• _Layout element items_
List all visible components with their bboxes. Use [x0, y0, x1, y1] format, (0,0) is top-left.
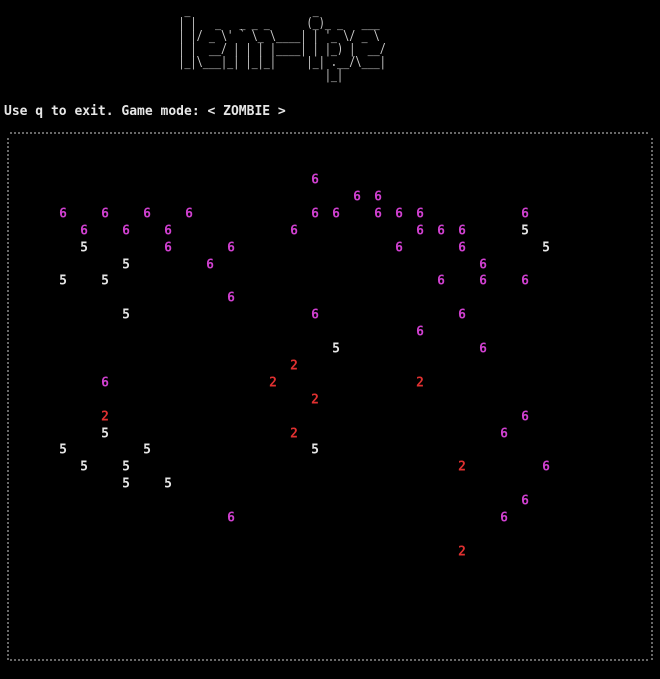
cell-value-6: 6 — [80, 223, 88, 239]
cell-value-6: 6 — [101, 206, 109, 222]
cell-value-6: 6 — [500, 426, 508, 441]
cell-value-6: 6 — [500, 510, 508, 526]
cell-value-6: 6 — [395, 240, 403, 256]
cell-value-5: 5 — [101, 426, 109, 441]
cell-value-2: 2 — [458, 459, 466, 475]
cell-value-6: 6 — [290, 223, 298, 239]
cell-value-6: 6 — [416, 206, 424, 222]
cell-value-5: 5 — [59, 273, 67, 289]
cell-value-6: 6 — [185, 206, 193, 222]
cell-value-6: 6 — [227, 510, 235, 526]
cell-value-6: 6 — [416, 324, 424, 340]
game-board — [7, 132, 653, 661]
cell-value-5: 5 — [80, 240, 88, 256]
cell-value-2: 2 — [290, 358, 298, 374]
cell-value-6: 6 — [59, 206, 67, 222]
cell-value-6: 6 — [122, 223, 130, 239]
cell-value-6: 6 — [521, 206, 529, 222]
cell-value-2: 2 — [311, 392, 319, 408]
cell-value-5: 5 — [122, 257, 130, 272]
cell-value-5: 5 — [311, 442, 319, 458]
cell-value-6: 6 — [164, 223, 172, 239]
cell-value-6: 6 — [416, 223, 424, 239]
cell-value-2: 2 — [458, 544, 466, 560]
cell-value-6: 6 — [542, 459, 550, 475]
cell-value-6: 6 — [227, 290, 235, 306]
cell-value-6: 6 — [521, 493, 529, 509]
cell-value-5: 5 — [143, 442, 151, 458]
cell-value-2: 2 — [269, 375, 277, 391]
cell-value-6: 6 — [374, 189, 382, 205]
cell-value-6: 6 — [143, 206, 151, 222]
cell-value-6: 6 — [479, 257, 487, 272]
cell-value-6: 6 — [164, 240, 172, 256]
cell-value-6: 6 — [521, 273, 529, 289]
cell-value-6: 6 — [458, 240, 466, 256]
cell-value-6: 6 — [101, 375, 109, 391]
cell-value-5: 5 — [80, 459, 88, 475]
cell-value-6: 6 — [437, 223, 445, 239]
cell-value-5: 5 — [59, 442, 67, 458]
cell-value-5: 5 — [542, 240, 550, 256]
cell-value-6: 6 — [479, 273, 487, 289]
cell-value-6: 6 — [227, 240, 235, 256]
cell-value-6: 6 — [437, 273, 445, 289]
cell-value-5: 5 — [122, 459, 130, 475]
cell-value-6: 6 — [311, 172, 319, 188]
cell-value-5: 5 — [164, 476, 172, 492]
cell-value-6: 6 — [395, 206, 403, 222]
cell-value-5: 5 — [101, 273, 109, 289]
cell-value-2: 2 — [101, 409, 109, 425]
cell-value-6: 6 — [353, 189, 361, 205]
cell-value-5: 5 — [122, 307, 130, 323]
cell-value-6: 6 — [206, 257, 214, 272]
cell-value-6: 6 — [458, 223, 466, 239]
cell-value-2: 2 — [416, 375, 424, 391]
cell-value-5: 5 — [332, 341, 340, 357]
cell-value-6: 6 — [521, 409, 529, 425]
cell-value-5: 5 — [521, 223, 529, 239]
cell-value-6: 6 — [332, 206, 340, 222]
cell-value-6: 6 — [311, 307, 319, 323]
cell-value-6: 6 — [311, 206, 319, 222]
cell-value-6: 6 — [458, 307, 466, 323]
cell-value-2: 2 — [290, 426, 298, 441]
cell-value-5: 5 — [122, 476, 130, 492]
cell-value-6: 6 — [374, 206, 382, 222]
cell-value-6: 6 — [479, 341, 487, 357]
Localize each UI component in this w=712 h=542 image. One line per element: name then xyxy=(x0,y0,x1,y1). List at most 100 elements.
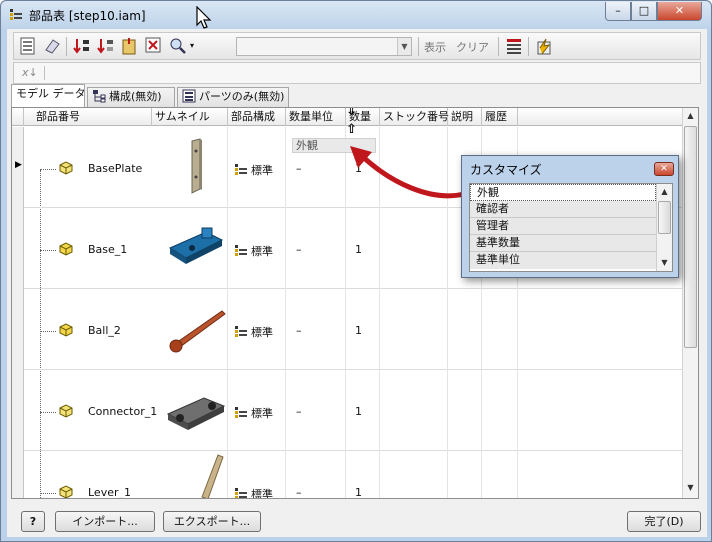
unit-value[interactable]: – xyxy=(296,405,302,418)
customize-list[interactable]: 外観 確認者 管理者 基準数量 基準単位 ▲ ▼ xyxy=(469,183,673,272)
bom-text: 標準 xyxy=(251,407,273,420)
part-icon xyxy=(59,404,73,418)
table-row[interactable]: Connector_1 標準 – 1 xyxy=(12,370,682,451)
merge-icon[interactable] xyxy=(144,36,164,56)
qty-value[interactable]: 1 xyxy=(355,324,362,337)
customize-item[interactable]: 確認者 xyxy=(470,201,656,218)
description-cell xyxy=(448,370,482,451)
tab-label: モデル データ xyxy=(16,87,86,100)
customize-item[interactable]: 基準数量 xyxy=(470,235,656,252)
table-row[interactable]: Ball_2 標準 – 1 xyxy=(12,289,682,370)
tree-line xyxy=(40,250,56,251)
customize-scrollbar[interactable]: ▲ ▼ xyxy=(656,184,672,271)
bom-structure-value[interactable]: 標準 xyxy=(234,405,273,421)
clear-button[interactable]: クリア xyxy=(456,39,489,55)
find-dropdown-icon[interactable]: ▾ xyxy=(190,41,200,61)
customize-dialog[interactable]: カスタマイズ ✕ 外観 確認者 管理者 基準数量 基準単位 ▲ ▼ xyxy=(461,155,679,278)
unit-value[interactable]: – xyxy=(296,324,302,337)
renumber-icon[interactable] xyxy=(120,36,140,56)
part-number[interactable]: Ball_2 xyxy=(88,324,121,337)
unit-value[interactable]: – xyxy=(296,243,302,256)
qty-value[interactable]: 1 xyxy=(355,243,362,256)
unit-value[interactable]: – xyxy=(296,162,302,175)
qty-value[interactable]: 1 xyxy=(355,405,362,418)
unit-value[interactable]: – xyxy=(296,486,302,498)
bom-structure-value[interactable]: 標準 xyxy=(234,162,273,178)
vertical-scrollbar[interactable]: ▲ ▼ xyxy=(682,108,698,498)
show-button[interactable]: 表示 xyxy=(424,39,446,55)
annotation-arrow xyxy=(350,146,465,199)
history-cell xyxy=(482,289,518,370)
column-header-description[interactable]: 説明 xyxy=(448,108,482,126)
unit-cell xyxy=(286,289,346,370)
scroll-down-icon[interactable]: ▼ xyxy=(683,480,698,496)
row-header[interactable] xyxy=(12,451,24,498)
bom-structure-value[interactable]: 標準 xyxy=(234,486,273,498)
help-button[interactable]: ? xyxy=(21,511,45,532)
tree-line xyxy=(40,169,56,170)
part-number[interactable]: BasePlate xyxy=(88,162,142,175)
tab-parts-only[interactable]: パーツのみ(無効) xyxy=(177,87,289,107)
column-header-history[interactable]: 履歴 xyxy=(482,108,518,126)
view-combo[interactable]: ▼ xyxy=(236,37,412,56)
bom-structure-value[interactable]: 標準 xyxy=(234,324,273,340)
qty-value[interactable]: 1 xyxy=(355,486,362,498)
column-header-thumbnail[interactable]: サムネイル xyxy=(152,108,228,126)
title-bar[interactable]: 部品表 [step10.iam] – □ ✕ xyxy=(1,1,711,29)
find-icon[interactable] xyxy=(168,36,188,56)
formula-icon[interactable]: x↓ xyxy=(22,66,38,79)
chevron-down-icon[interactable]: ▼ xyxy=(397,38,411,55)
scroll-up-icon[interactable]: ▲ xyxy=(683,108,698,124)
part-icon xyxy=(59,485,73,498)
maximize-button[interactable]: □ xyxy=(631,2,657,21)
part-number[interactable]: Lever_1 xyxy=(88,486,131,498)
done-button[interactable]: 完了(D) xyxy=(627,511,701,532)
row-header[interactable] xyxy=(12,208,24,289)
qty-cell xyxy=(346,208,380,289)
row-header[interactable] xyxy=(12,370,24,451)
tree-line xyxy=(40,412,56,413)
eraser-icon[interactable] xyxy=(42,36,62,56)
minimize-button[interactable]: – xyxy=(605,2,631,21)
bom-normal-icon xyxy=(235,326,247,337)
customize-item[interactable]: 基準単位 xyxy=(470,252,656,269)
scroll-thumb[interactable] xyxy=(684,126,697,348)
bom-structure-value[interactable]: 標準 xyxy=(234,243,273,259)
tab-structure[interactable]: 構成(無効) xyxy=(87,87,175,107)
sort-descending-icon[interactable] xyxy=(96,36,116,56)
update-icon[interactable] xyxy=(534,36,554,56)
part-number[interactable]: Base_1 xyxy=(88,243,127,256)
column-header-part-number[interactable]: 部品番号 xyxy=(24,108,152,126)
export-button[interactable]: エクスポート... xyxy=(163,511,261,532)
current-row-icon: ▶ xyxy=(15,160,22,170)
tab-label: パーツのみ(無効) xyxy=(199,90,285,103)
column-header-unit-qty[interactable]: 数量単位 xyxy=(286,108,346,126)
description-cell xyxy=(448,451,482,498)
import-button[interactable]: インポート... xyxy=(55,511,155,532)
bom-normal-icon xyxy=(235,245,247,256)
column-header-stock-number[interactable]: ストック番号 xyxy=(380,108,449,126)
column-header-bom-structure[interactable]: 部品構成 xyxy=(228,108,286,126)
scroll-down-icon[interactable]: ▼ xyxy=(657,255,672,271)
part-number[interactable]: Connector_1 xyxy=(88,405,157,418)
customize-close-button[interactable]: ✕ xyxy=(654,162,674,176)
unit-cell xyxy=(286,451,346,498)
scroll-thumb[interactable] xyxy=(658,201,671,234)
baseplate-thumbnail xyxy=(191,138,202,194)
table-row[interactable]: Lever_1 標準 – 1 xyxy=(12,451,682,498)
scroll-up-icon[interactable]: ▲ xyxy=(657,184,672,200)
sort-ascending-icon[interactable] xyxy=(72,36,92,56)
client-area: ▾ ▼ 表示 クリア x↓ モデル データ 構成(無効) パーツのみ(無効) 部… xyxy=(7,29,707,537)
customize-item[interactable]: 管理者 xyxy=(470,218,656,235)
column-chooser-icon[interactable] xyxy=(504,36,524,56)
qty-cell xyxy=(346,289,380,370)
tree-line xyxy=(40,331,56,332)
qty-cell xyxy=(346,451,380,498)
customize-item[interactable]: 外観 xyxy=(470,184,656,201)
toolbar-separator xyxy=(418,37,419,56)
bom-view-icon[interactable] xyxy=(18,36,38,56)
row-header[interactable] xyxy=(12,289,24,370)
unit-cell xyxy=(286,370,346,451)
tab-model-data[interactable]: モデル データ xyxy=(11,84,86,108)
close-button[interactable]: ✕ xyxy=(657,2,702,21)
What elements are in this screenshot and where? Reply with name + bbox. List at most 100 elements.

• _Task instructions_
Please return the lines starting at the one that contains "cell-value-6: 6 — [80, 223, 88, 239]" and ending at the one that contains "cell-value-6: 6 — [227, 240, 235, 256]", both included, reproducing them word for word.

• _Answer to the exercise_
cell-value-6: 6 — [80, 223, 88, 239]
cell-value-6: 6 — [101, 206, 109, 222]
cell-value-6: 6 — [500, 426, 508, 441]
cell-value-6: 6 — [500, 510, 508, 526]
cell-value-6: 6 — [395, 240, 403, 256]
cell-value-5: 5 — [101, 426, 109, 441]
cell-value-2: 2 — [458, 459, 466, 475]
cell-value-6: 6 — [290, 223, 298, 239]
cell-value-6: 6 — [416, 206, 424, 222]
cell-value-5: 5 — [59, 273, 67, 289]
cell-value-6: 6 — [185, 206, 193, 222]
cell-value-6: 6 — [227, 510, 235, 526]
cell-value-6: 6 — [416, 324, 424, 340]
game-board — [7, 132, 653, 661]
cell-value-5: 5 — [80, 240, 88, 256]
cell-value-2: 2 — [290, 358, 298, 374]
cell-value-6: 6 — [59, 206, 67, 222]
cell-value-6: 6 — [122, 223, 130, 239]
cell-value-6: 6 — [521, 206, 529, 222]
cell-value-2: 2 — [311, 392, 319, 408]
cell-value-5: 5 — [122, 257, 130, 272]
cell-value-5: 5 — [311, 442, 319, 458]
cell-value-6: 6 — [164, 223, 172, 239]
cell-value-6: 6 — [416, 223, 424, 239]
cell-value-2: 2 — [458, 544, 466, 560]
cell-value-6: 6 — [542, 459, 550, 475]
cell-value-6: 6 — [227, 290, 235, 306]
cell-value-6: 6 — [521, 493, 529, 509]
cell-value-5: 5 — [143, 442, 151, 458]
cell-value-2: 2 — [269, 375, 277, 391]
cell-value-6: 6 — [374, 189, 382, 205]
cell-value-6: 6 — [143, 206, 151, 222]
cell-value-6: 6 — [479, 257, 487, 272]
cell-value-6: 6 — [164, 240, 172, 256]
cell-value-6: 6 — [521, 273, 529, 289]
cell-value-6: 6 — [458, 240, 466, 256]
cell-value-6: 6 — [101, 375, 109, 391]
cell-value-5: 5 — [80, 459, 88, 475]
cell-value-6: 6 — [437, 223, 445, 239]
cell-value-5: 5 — [59, 442, 67, 458]
cell-value-5: 5 — [542, 240, 550, 256]
cell-value-6: 6 — [479, 273, 487, 289]
cell-value-6: 6 — [227, 240, 235, 256]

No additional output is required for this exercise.